===== Raw records

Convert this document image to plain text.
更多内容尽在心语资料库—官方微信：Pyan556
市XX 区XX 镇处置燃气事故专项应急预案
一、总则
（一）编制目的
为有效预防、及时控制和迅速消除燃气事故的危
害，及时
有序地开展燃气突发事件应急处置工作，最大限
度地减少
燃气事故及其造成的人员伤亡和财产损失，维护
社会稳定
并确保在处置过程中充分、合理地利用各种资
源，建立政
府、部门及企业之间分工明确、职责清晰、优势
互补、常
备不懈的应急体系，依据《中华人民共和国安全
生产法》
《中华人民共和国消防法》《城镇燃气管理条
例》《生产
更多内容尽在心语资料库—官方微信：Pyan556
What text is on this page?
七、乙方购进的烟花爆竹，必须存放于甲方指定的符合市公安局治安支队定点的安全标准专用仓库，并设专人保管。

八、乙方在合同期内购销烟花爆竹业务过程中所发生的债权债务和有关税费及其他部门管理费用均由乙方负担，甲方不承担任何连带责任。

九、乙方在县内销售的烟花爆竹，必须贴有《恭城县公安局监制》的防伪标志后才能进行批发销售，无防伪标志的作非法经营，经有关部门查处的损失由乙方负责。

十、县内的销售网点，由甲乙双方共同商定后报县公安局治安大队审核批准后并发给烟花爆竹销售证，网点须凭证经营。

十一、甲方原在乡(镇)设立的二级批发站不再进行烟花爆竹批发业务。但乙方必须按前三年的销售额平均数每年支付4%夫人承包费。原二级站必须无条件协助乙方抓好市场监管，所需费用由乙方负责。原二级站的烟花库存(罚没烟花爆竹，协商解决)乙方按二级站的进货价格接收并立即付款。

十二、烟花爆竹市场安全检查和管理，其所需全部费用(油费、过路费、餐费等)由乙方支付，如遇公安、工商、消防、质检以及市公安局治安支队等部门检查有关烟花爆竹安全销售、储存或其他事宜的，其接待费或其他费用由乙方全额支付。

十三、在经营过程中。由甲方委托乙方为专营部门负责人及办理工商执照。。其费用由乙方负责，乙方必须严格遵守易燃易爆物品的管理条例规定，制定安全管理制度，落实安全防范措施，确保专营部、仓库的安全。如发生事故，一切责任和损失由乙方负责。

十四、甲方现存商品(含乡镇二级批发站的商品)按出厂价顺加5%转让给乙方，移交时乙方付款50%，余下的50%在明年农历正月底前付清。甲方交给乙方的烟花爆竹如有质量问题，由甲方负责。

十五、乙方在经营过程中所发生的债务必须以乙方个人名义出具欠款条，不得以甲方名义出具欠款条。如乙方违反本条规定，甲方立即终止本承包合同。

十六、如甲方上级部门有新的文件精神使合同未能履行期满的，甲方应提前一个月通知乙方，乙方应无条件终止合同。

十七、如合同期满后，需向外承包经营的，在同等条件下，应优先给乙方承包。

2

==========

Write down every line of the data above that includes the string "this".

Convert this document image to plain text.
What text is on this page?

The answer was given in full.